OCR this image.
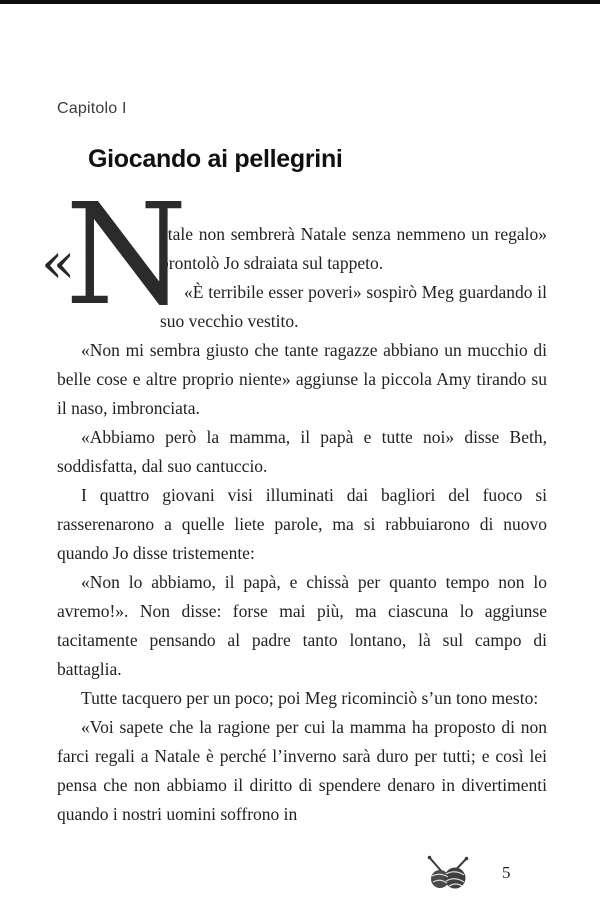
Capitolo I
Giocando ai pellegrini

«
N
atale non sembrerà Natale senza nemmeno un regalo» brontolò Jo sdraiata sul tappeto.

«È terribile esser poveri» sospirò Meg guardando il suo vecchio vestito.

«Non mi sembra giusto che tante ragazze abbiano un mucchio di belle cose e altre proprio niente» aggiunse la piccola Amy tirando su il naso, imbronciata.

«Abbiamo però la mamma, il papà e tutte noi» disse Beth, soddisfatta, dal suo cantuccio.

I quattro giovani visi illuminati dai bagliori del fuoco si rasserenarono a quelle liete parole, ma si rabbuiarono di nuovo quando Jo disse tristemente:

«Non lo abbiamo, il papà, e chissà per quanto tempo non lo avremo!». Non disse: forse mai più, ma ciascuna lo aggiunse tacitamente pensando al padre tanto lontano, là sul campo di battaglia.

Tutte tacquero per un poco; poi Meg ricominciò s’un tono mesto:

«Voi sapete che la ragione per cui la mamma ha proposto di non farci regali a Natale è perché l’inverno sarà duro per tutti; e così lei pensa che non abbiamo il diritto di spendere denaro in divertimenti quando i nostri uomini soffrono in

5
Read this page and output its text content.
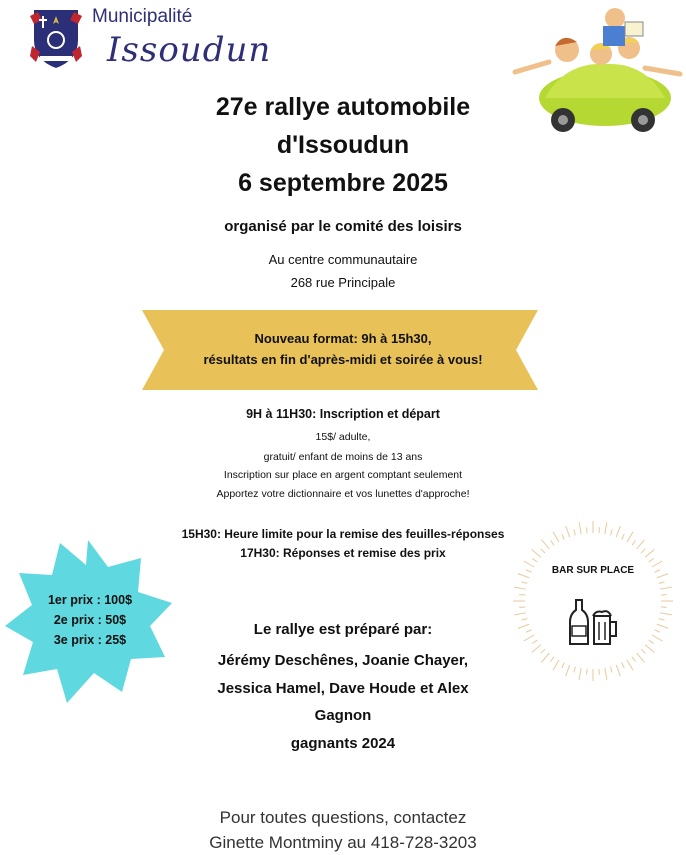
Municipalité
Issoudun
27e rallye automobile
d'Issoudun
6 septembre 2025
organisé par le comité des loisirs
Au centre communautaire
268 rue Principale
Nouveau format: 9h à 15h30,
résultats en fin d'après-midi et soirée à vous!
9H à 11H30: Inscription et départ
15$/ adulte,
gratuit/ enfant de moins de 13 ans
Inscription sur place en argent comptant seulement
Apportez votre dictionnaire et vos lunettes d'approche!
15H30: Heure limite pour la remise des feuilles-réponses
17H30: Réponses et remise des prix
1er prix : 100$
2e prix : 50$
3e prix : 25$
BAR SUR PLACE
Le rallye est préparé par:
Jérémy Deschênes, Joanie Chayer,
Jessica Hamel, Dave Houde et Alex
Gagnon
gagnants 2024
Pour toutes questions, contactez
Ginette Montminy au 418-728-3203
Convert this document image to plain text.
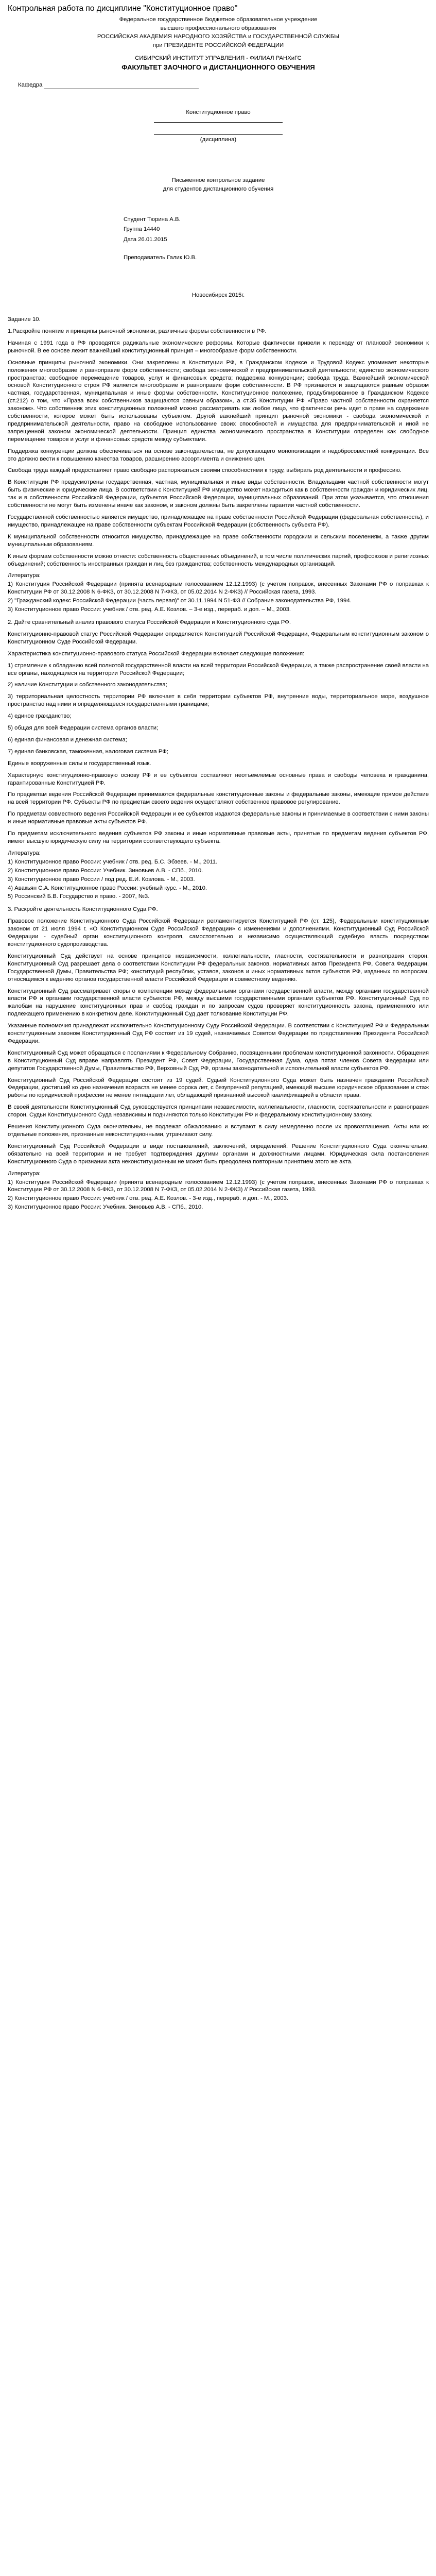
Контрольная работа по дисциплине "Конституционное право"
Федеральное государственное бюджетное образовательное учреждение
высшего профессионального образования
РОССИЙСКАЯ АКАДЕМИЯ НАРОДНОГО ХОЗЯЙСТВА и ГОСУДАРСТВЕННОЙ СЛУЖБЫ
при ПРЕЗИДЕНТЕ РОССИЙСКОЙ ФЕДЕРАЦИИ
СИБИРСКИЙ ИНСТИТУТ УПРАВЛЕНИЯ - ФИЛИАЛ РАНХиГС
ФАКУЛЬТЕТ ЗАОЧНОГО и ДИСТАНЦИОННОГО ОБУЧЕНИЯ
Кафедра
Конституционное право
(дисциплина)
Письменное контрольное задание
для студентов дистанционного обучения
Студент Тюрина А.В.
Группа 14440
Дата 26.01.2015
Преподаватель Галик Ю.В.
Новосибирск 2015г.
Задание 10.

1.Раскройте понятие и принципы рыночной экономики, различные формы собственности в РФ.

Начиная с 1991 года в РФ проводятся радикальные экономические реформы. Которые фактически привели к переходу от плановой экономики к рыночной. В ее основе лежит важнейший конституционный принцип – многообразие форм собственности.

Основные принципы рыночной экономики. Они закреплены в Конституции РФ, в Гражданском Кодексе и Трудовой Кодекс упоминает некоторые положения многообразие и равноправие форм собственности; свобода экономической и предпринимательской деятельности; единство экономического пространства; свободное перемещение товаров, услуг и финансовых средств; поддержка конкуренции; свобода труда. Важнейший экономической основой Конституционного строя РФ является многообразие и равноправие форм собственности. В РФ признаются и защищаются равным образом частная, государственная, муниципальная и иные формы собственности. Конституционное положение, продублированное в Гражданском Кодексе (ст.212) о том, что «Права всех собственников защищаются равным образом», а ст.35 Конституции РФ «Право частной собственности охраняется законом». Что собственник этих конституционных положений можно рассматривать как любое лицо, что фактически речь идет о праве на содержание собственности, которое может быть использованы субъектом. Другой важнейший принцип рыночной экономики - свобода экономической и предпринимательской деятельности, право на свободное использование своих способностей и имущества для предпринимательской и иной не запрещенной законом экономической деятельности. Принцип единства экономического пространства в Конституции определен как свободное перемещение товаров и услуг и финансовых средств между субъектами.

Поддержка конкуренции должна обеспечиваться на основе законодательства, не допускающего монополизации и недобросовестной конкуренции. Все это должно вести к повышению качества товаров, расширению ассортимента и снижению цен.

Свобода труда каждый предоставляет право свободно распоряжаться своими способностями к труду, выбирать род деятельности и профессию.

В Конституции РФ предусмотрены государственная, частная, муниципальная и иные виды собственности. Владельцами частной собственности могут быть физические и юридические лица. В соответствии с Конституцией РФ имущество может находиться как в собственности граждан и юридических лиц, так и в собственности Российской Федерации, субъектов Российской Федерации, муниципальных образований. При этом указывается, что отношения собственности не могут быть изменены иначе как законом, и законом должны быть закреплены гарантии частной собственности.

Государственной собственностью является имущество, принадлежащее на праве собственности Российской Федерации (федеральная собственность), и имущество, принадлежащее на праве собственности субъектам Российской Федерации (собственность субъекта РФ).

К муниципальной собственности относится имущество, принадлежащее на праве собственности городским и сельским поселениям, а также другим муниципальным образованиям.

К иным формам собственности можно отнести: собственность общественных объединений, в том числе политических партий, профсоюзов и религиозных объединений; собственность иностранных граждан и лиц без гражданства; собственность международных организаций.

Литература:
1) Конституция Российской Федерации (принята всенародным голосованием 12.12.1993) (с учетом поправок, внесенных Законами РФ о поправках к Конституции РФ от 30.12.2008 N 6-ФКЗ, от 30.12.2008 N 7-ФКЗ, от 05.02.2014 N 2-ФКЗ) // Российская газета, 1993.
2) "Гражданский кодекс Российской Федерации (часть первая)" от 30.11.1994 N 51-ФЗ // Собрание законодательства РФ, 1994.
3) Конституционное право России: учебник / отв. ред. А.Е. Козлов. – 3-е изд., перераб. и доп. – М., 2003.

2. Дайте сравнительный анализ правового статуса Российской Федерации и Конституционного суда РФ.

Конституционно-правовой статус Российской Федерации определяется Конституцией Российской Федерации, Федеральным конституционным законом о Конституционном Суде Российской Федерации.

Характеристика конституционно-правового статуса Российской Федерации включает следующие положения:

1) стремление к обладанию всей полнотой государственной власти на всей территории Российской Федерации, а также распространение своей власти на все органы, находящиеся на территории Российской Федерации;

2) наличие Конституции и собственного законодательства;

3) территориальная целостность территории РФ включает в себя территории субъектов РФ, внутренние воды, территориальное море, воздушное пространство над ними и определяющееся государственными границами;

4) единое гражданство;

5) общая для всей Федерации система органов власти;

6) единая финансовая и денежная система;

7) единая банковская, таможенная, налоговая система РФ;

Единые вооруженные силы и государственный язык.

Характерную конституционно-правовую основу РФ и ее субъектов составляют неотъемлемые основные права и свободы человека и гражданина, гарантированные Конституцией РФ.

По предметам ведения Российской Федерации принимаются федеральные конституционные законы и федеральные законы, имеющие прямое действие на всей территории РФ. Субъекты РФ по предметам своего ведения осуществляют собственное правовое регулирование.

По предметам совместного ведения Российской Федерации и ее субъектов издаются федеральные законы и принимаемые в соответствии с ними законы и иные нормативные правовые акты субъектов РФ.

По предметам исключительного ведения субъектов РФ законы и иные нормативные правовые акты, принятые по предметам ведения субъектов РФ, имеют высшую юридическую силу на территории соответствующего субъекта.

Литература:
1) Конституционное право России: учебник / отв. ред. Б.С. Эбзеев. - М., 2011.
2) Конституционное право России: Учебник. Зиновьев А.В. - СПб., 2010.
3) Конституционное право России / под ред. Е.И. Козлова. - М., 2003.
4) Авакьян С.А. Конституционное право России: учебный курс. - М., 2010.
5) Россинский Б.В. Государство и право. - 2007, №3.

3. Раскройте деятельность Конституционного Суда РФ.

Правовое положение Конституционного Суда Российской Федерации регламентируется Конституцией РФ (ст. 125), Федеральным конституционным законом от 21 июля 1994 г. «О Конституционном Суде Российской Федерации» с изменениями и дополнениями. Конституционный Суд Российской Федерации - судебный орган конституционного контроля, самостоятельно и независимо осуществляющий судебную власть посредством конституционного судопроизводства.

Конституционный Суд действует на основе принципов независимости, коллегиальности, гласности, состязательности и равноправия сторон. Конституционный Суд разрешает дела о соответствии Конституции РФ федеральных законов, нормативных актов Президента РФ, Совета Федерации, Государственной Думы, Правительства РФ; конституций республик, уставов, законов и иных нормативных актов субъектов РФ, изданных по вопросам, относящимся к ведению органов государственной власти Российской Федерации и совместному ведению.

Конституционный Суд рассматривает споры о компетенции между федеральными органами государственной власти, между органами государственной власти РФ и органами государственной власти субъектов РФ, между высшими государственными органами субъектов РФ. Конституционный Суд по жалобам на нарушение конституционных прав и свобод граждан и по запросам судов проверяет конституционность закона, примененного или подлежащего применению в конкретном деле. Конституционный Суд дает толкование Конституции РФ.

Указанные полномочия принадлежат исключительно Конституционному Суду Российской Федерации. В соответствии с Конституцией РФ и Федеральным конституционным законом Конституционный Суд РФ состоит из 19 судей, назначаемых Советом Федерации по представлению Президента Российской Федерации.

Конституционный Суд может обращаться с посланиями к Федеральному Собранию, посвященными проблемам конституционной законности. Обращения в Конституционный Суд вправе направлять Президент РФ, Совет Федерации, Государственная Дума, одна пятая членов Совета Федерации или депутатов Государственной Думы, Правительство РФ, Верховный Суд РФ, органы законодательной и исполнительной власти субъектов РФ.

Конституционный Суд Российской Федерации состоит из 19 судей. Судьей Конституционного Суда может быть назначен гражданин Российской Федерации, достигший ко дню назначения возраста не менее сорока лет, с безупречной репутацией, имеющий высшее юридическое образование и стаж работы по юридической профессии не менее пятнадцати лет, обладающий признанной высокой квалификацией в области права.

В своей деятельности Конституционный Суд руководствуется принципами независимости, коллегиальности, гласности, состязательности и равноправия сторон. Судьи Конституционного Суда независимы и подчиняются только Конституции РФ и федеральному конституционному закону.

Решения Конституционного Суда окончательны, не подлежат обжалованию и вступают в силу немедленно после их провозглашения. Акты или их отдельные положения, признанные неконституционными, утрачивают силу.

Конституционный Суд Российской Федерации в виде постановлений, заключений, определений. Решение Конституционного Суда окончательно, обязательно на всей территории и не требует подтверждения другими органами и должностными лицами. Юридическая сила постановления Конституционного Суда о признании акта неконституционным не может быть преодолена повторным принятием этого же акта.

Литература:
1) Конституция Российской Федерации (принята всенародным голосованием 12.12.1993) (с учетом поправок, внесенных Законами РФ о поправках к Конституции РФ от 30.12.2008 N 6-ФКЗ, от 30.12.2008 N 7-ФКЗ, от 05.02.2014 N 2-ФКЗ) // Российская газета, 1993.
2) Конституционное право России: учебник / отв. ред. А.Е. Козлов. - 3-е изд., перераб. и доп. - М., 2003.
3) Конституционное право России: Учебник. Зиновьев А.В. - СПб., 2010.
◆ ◆ ◆
* YOUR TASK: Copy out all lines above that include the string "состязательности".

* SOLVED EXERCISE:
Конституционный Суд действует на основе принципов независимости, коллегиальности, гласности, состязательности и равноправия сторон. Конституционный Суд разрешает дела о соответствии Конституции РФ федеральных законов, нормативных актов Президента РФ, Совета Федерации, Государственной Думы, Правительства РФ; конституций республик, уставов, законов и иных нормативных актов субъектов РФ, изданных по вопросам, относящимся к ведению органов государственной власти Российской Федерации и совместному ведению.
В своей деятельности Конституционный Суд руководствуется принципами независимости, коллегиальности, гласности, состязательности и равноправия сторон. Судьи Конституционного Суда независимы и подчиняются только Конституции РФ и федеральному конституционному закону.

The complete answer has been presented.